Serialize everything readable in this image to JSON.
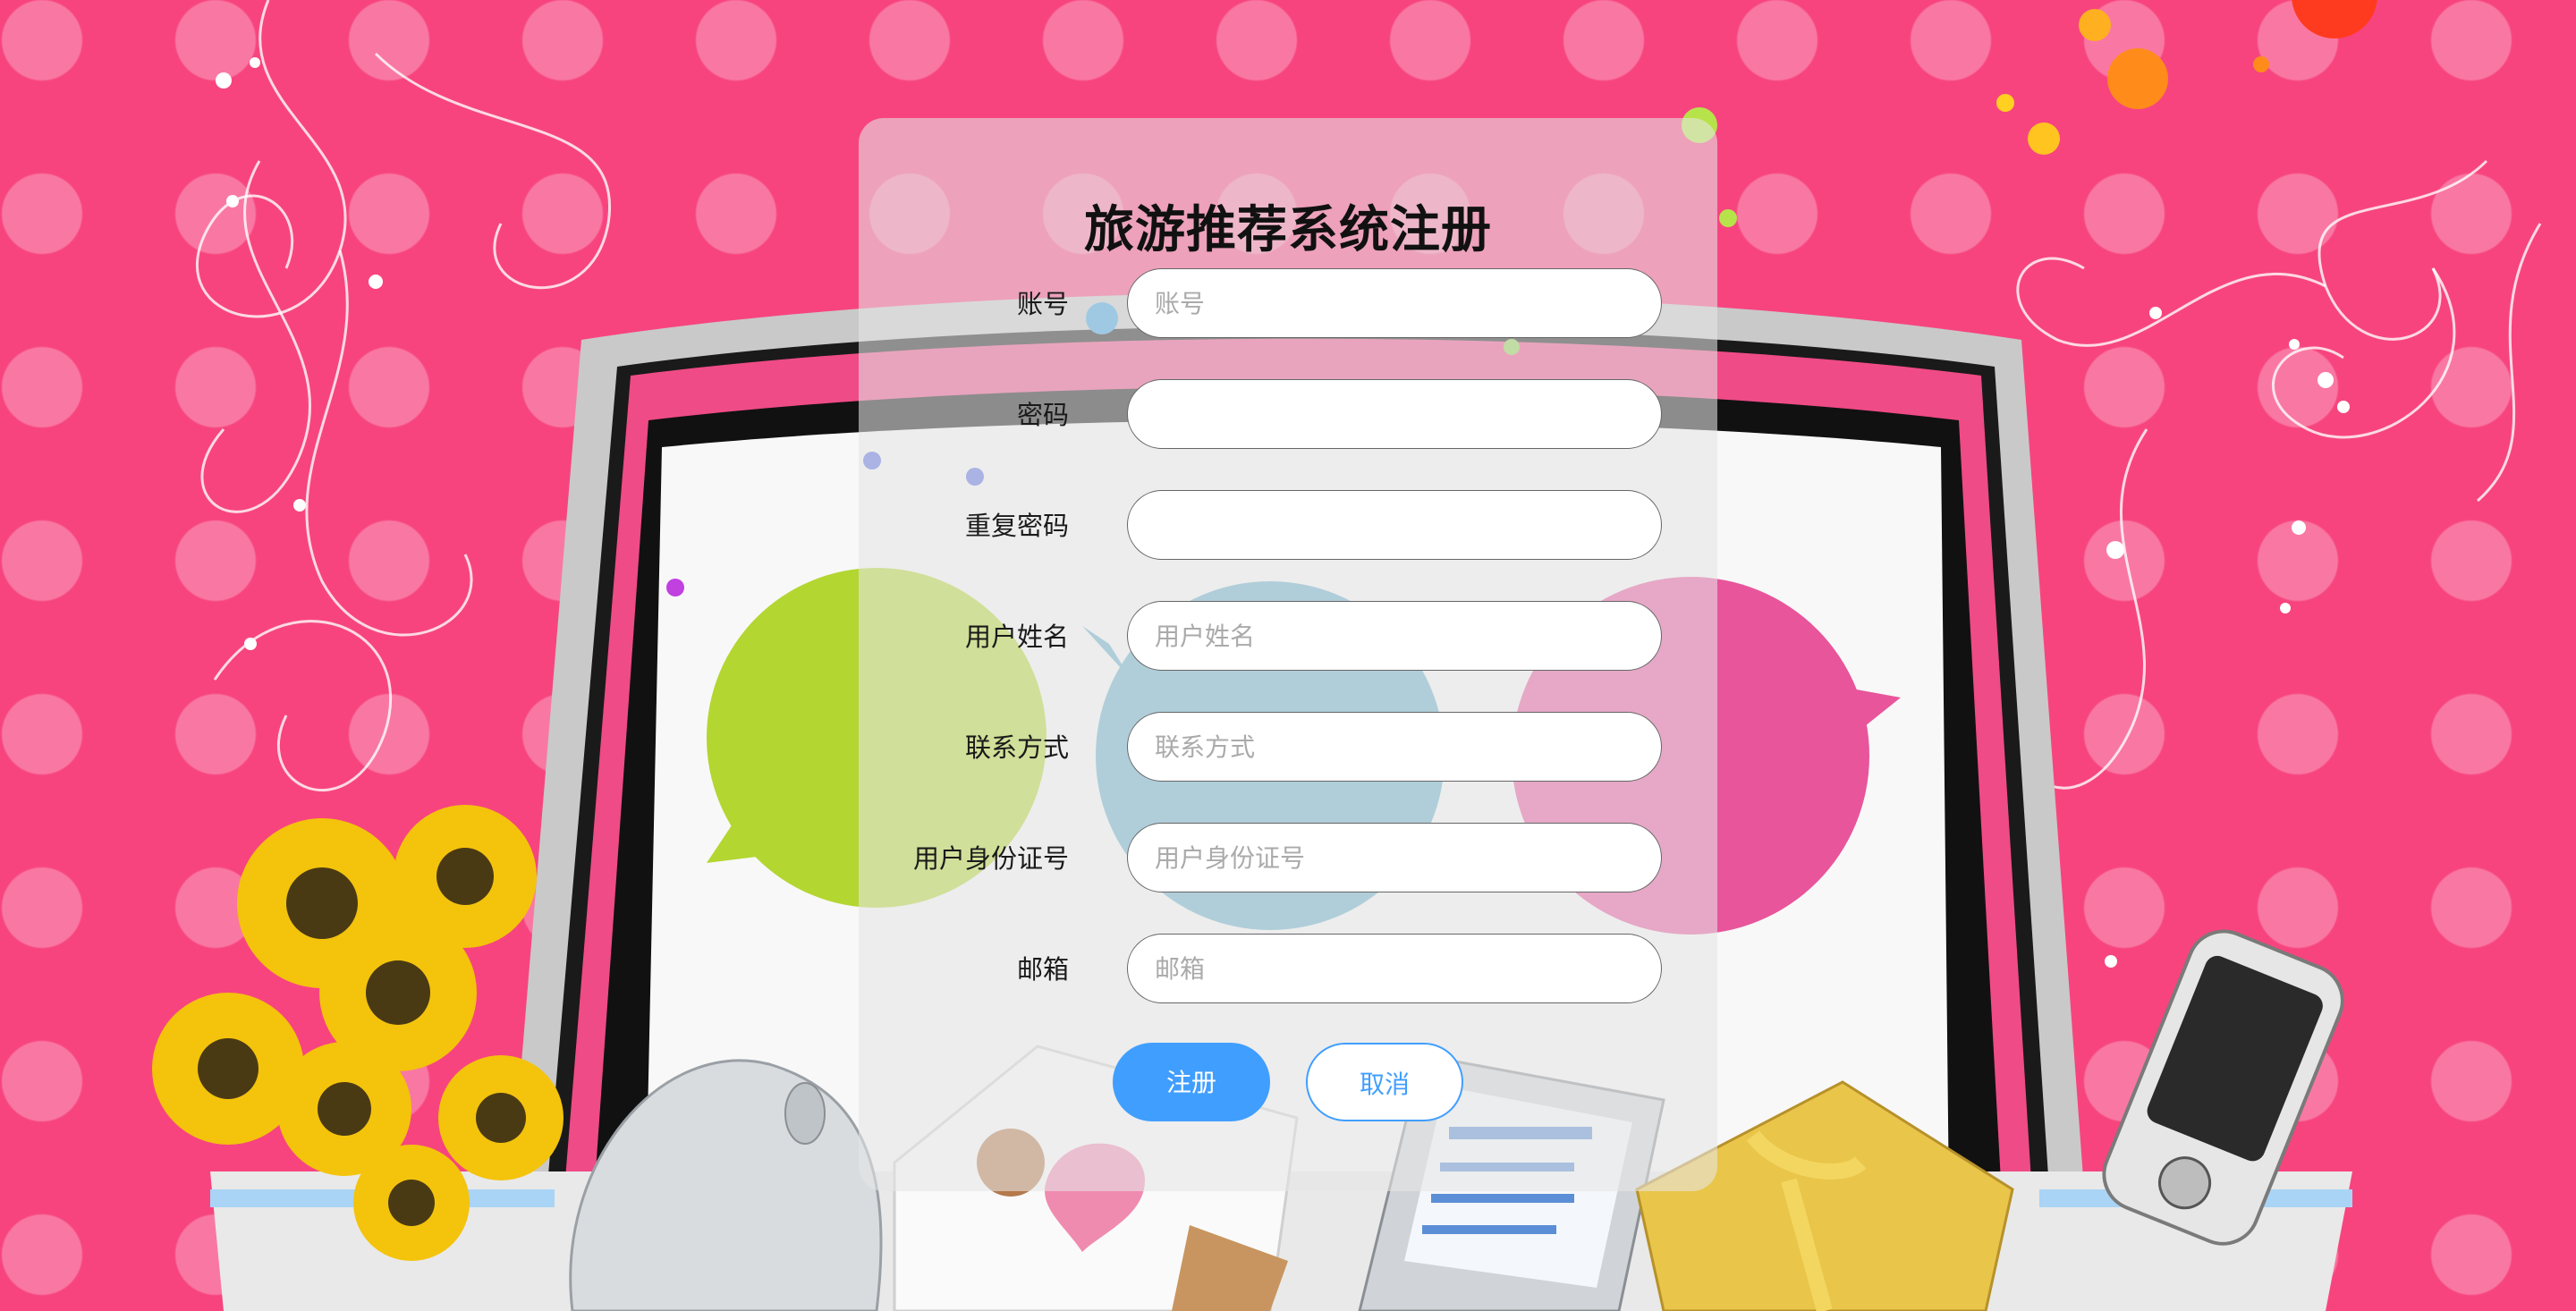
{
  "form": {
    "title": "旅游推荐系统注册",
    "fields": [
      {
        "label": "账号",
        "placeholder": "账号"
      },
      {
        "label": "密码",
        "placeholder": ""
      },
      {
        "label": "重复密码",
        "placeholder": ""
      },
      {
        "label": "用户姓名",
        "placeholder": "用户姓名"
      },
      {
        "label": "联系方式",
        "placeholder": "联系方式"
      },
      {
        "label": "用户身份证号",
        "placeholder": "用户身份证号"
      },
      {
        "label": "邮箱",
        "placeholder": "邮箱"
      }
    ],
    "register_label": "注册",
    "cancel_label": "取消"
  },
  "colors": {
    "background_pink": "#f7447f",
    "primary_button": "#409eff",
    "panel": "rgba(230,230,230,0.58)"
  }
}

•••

• [Task brief]
Which lines hold the word "placeholder"? Show each one.

• [Final result]
        "placeholder": "账号"
        "placeholder": ""
        "placeholder": ""
        "placeholder": "用户姓名"
        "placeholder": "联系方式"
        "placeholder": "用户身份证号"
        "placeholder": "邮箱"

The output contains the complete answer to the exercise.